▶ _Problem statement_
Gather from the listing below each line that includes the word "insights", and copy it.

(Data records)
%%

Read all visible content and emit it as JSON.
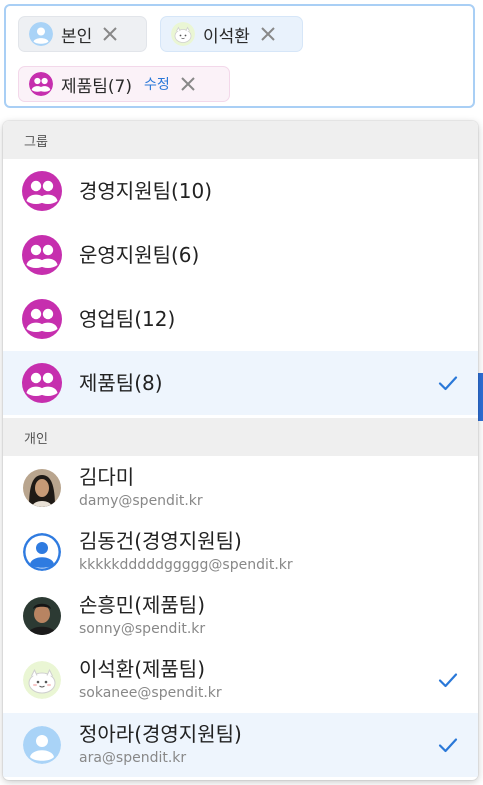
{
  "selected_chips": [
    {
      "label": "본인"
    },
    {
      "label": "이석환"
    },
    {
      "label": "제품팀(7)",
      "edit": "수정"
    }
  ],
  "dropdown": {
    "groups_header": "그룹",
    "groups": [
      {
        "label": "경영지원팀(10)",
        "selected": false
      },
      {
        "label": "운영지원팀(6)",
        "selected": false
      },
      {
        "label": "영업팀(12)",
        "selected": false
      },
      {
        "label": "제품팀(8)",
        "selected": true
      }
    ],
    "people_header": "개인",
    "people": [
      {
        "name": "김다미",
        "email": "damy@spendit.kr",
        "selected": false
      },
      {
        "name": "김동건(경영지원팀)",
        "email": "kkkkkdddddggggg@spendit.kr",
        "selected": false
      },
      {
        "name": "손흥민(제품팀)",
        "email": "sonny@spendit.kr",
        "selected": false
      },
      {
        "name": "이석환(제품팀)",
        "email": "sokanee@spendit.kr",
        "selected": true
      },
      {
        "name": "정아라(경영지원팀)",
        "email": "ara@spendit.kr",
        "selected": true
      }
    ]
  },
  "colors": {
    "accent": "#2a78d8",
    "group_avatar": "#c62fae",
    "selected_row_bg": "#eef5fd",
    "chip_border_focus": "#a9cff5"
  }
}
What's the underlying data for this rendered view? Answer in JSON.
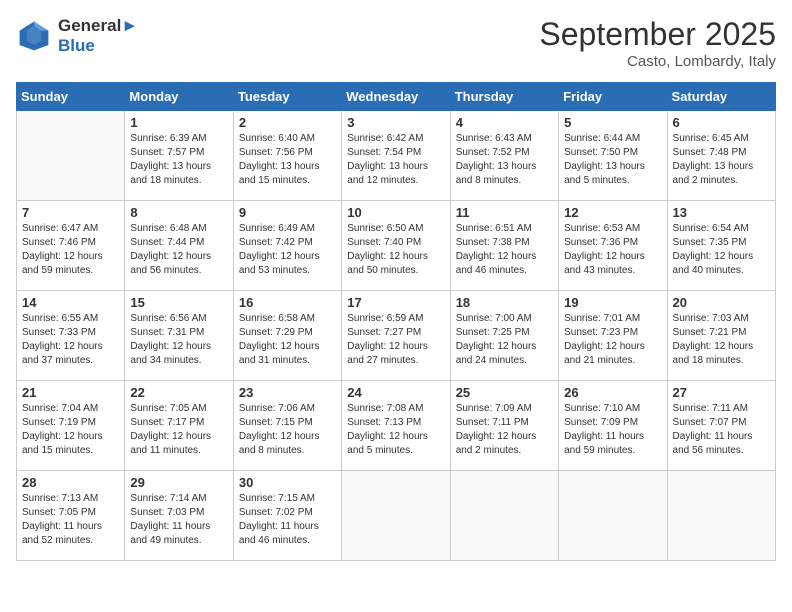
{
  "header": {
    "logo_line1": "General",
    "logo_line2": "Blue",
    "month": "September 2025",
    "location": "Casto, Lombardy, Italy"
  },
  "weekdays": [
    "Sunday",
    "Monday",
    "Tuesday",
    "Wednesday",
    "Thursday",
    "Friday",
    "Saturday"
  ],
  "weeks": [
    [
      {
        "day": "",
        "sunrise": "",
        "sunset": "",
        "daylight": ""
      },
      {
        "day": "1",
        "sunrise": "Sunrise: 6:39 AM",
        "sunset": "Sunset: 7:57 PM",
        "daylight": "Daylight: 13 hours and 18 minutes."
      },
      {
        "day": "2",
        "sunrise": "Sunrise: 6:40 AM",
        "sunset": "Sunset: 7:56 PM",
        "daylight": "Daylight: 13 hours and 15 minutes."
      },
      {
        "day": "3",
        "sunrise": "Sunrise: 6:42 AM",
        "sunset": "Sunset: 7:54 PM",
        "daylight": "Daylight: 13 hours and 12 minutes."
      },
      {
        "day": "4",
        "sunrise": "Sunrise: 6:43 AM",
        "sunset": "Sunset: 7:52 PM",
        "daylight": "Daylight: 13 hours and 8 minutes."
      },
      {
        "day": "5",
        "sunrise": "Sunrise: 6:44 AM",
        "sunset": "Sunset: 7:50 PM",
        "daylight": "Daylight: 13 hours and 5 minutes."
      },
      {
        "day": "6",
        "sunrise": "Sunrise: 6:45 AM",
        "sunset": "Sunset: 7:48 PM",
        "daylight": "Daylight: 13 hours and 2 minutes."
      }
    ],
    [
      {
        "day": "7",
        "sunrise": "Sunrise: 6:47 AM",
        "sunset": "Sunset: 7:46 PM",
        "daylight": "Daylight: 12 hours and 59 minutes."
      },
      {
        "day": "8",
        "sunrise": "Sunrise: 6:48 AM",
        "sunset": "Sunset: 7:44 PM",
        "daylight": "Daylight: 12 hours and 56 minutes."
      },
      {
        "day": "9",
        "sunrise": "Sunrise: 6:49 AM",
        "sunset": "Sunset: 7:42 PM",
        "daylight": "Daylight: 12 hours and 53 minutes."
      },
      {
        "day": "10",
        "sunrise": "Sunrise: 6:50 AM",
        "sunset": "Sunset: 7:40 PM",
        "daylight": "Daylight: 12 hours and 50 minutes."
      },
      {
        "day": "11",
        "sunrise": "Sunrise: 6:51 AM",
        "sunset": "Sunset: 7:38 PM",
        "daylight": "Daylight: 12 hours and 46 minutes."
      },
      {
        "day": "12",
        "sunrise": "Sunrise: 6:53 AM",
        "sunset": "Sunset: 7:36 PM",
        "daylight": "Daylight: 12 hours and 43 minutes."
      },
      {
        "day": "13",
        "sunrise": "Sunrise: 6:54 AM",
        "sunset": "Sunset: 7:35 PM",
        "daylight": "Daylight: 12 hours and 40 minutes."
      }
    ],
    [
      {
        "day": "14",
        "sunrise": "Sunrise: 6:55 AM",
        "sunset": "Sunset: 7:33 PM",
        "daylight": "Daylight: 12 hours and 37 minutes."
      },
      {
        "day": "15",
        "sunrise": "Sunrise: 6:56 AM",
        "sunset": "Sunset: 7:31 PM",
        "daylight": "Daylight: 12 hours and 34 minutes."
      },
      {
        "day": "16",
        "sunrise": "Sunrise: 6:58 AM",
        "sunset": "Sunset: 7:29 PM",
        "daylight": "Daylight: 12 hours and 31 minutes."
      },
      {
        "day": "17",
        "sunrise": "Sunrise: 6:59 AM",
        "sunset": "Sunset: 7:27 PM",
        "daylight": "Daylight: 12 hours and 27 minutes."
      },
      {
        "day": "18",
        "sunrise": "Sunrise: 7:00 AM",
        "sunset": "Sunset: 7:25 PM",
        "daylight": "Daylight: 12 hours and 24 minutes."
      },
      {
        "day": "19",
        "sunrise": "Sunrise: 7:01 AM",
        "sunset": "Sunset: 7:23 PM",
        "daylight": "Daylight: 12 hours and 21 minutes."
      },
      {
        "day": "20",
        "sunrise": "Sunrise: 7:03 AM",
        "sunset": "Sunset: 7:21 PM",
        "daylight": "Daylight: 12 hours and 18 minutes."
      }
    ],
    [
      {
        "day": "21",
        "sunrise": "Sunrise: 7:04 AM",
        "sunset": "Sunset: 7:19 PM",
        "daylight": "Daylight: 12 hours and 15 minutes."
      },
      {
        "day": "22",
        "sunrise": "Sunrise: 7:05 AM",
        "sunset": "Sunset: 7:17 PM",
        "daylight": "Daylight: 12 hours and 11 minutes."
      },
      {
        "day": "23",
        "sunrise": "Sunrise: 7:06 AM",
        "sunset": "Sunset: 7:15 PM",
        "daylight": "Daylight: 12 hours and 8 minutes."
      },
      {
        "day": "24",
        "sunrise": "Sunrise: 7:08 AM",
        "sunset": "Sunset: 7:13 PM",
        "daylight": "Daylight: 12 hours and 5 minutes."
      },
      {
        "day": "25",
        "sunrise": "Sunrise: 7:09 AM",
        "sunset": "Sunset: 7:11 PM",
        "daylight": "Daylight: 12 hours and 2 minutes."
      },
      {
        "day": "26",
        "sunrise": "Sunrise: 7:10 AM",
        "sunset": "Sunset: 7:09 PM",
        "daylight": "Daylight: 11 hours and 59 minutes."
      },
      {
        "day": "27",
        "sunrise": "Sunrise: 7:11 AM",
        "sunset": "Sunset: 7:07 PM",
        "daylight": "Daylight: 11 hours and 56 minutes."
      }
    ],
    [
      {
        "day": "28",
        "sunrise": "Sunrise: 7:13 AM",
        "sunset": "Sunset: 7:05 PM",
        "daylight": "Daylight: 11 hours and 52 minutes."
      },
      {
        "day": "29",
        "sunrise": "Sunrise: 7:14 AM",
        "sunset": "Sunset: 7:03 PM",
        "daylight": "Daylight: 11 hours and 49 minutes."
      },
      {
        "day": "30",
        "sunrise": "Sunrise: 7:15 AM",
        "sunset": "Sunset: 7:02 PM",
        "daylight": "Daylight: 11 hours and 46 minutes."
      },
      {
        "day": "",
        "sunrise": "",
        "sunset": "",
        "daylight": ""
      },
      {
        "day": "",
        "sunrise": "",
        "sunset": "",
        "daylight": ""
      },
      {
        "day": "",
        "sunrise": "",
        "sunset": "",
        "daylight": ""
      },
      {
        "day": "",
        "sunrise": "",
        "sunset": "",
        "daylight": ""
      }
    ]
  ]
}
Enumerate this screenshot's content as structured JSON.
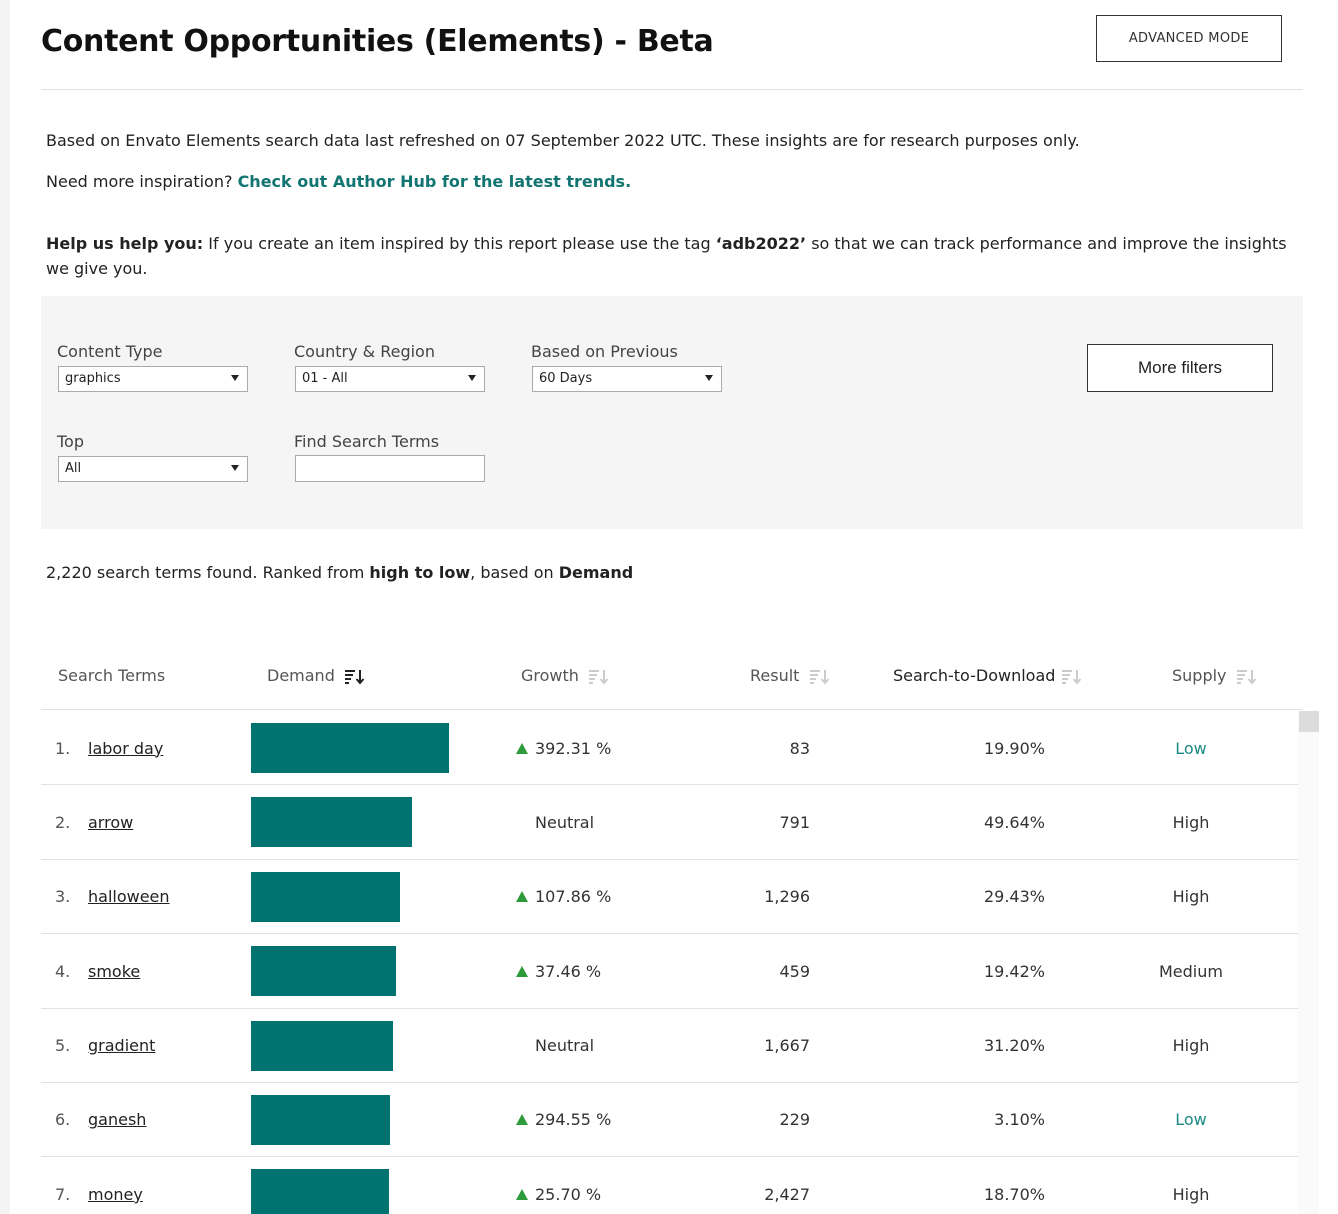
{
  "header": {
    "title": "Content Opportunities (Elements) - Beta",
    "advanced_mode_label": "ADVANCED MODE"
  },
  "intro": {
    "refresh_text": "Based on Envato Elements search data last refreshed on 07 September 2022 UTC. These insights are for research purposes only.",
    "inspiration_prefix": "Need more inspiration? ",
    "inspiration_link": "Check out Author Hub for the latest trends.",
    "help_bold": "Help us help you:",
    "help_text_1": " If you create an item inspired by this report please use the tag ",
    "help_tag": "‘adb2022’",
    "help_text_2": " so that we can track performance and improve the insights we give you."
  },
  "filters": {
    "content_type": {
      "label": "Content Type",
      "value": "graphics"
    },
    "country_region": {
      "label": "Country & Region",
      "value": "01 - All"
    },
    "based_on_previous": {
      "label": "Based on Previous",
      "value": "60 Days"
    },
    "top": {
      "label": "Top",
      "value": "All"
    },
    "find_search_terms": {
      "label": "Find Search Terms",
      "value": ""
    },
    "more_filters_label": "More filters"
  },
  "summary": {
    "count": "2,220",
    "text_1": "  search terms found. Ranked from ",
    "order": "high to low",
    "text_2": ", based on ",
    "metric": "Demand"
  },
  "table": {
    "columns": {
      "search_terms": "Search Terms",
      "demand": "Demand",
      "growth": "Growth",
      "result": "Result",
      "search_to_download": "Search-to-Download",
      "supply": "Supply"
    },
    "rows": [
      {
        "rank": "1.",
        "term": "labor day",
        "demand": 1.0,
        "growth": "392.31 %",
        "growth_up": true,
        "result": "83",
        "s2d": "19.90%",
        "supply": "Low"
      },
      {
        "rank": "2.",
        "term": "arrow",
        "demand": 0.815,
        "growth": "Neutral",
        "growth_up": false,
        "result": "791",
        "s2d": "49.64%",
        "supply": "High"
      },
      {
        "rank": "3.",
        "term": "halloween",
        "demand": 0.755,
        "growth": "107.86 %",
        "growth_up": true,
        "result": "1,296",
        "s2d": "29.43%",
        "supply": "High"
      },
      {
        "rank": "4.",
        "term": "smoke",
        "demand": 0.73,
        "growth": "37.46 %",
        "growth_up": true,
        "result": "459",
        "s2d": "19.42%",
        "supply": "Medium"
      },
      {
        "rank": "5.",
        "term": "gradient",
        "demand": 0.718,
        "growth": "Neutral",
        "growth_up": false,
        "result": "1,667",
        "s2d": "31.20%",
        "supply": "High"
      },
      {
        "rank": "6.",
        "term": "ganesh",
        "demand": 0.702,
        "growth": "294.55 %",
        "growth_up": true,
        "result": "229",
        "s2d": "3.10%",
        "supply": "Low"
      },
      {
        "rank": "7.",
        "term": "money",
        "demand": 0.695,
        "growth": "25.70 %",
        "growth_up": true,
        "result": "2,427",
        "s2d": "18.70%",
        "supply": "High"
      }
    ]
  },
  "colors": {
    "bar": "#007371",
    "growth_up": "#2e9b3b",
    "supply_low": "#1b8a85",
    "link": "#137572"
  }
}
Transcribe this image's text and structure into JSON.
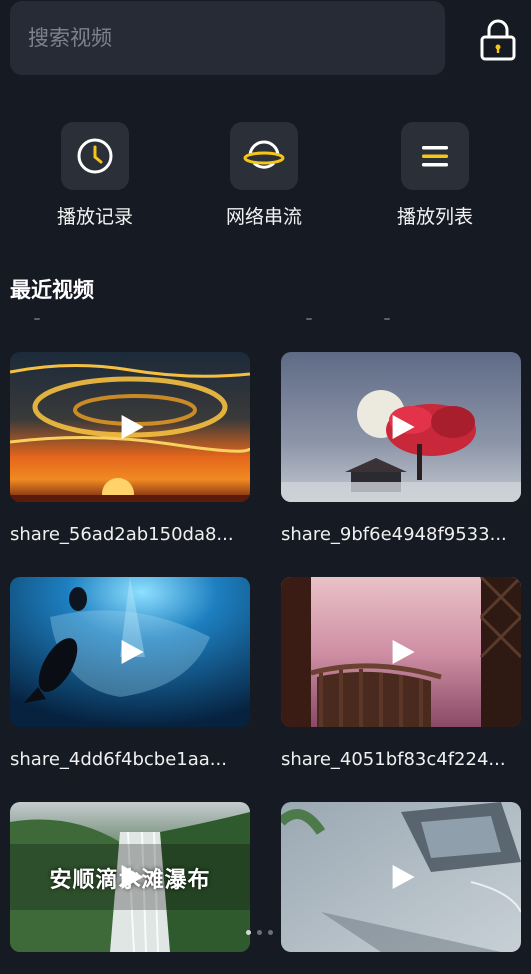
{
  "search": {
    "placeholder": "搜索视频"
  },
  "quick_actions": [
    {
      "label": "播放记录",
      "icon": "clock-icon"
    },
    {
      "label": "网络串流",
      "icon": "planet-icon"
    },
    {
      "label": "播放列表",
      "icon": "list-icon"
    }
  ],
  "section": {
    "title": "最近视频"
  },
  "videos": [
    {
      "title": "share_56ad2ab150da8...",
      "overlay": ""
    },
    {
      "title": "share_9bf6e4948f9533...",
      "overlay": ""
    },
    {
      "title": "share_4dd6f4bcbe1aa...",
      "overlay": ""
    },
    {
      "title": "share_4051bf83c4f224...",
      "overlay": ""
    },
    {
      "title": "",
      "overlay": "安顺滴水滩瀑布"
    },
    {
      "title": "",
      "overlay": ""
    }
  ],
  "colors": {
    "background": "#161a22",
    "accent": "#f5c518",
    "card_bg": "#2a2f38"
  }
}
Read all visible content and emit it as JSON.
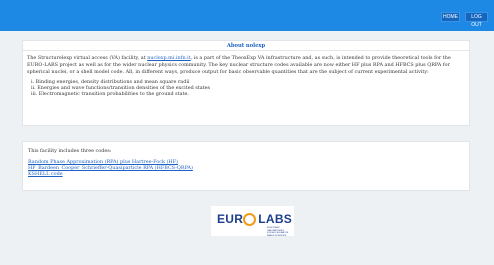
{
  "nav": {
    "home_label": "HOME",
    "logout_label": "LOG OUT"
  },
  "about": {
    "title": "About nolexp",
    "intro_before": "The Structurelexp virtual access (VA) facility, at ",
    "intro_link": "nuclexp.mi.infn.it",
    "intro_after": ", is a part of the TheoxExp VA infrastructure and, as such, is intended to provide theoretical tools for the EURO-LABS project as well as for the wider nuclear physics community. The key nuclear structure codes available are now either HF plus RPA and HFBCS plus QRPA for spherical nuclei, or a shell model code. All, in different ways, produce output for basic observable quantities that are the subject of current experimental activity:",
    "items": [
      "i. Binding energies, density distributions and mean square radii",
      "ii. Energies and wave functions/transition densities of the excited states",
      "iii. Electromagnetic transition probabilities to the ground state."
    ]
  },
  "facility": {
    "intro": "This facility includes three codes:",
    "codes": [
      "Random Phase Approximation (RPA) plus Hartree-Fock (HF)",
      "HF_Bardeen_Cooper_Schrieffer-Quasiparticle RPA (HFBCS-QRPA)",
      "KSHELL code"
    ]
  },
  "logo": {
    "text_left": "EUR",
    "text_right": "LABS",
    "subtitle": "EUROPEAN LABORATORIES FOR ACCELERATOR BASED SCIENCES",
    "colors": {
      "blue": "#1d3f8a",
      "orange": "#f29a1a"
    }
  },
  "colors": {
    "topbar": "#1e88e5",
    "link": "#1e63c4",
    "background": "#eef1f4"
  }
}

%%

▶ _Correct result_
    "refresh_text": "Based on Envato Elements search data last refreshed on 07 September 2022 UTC. These insights are for research purposes only.",
    "help_text_2": " so that we can track performance and improve the insights we give you."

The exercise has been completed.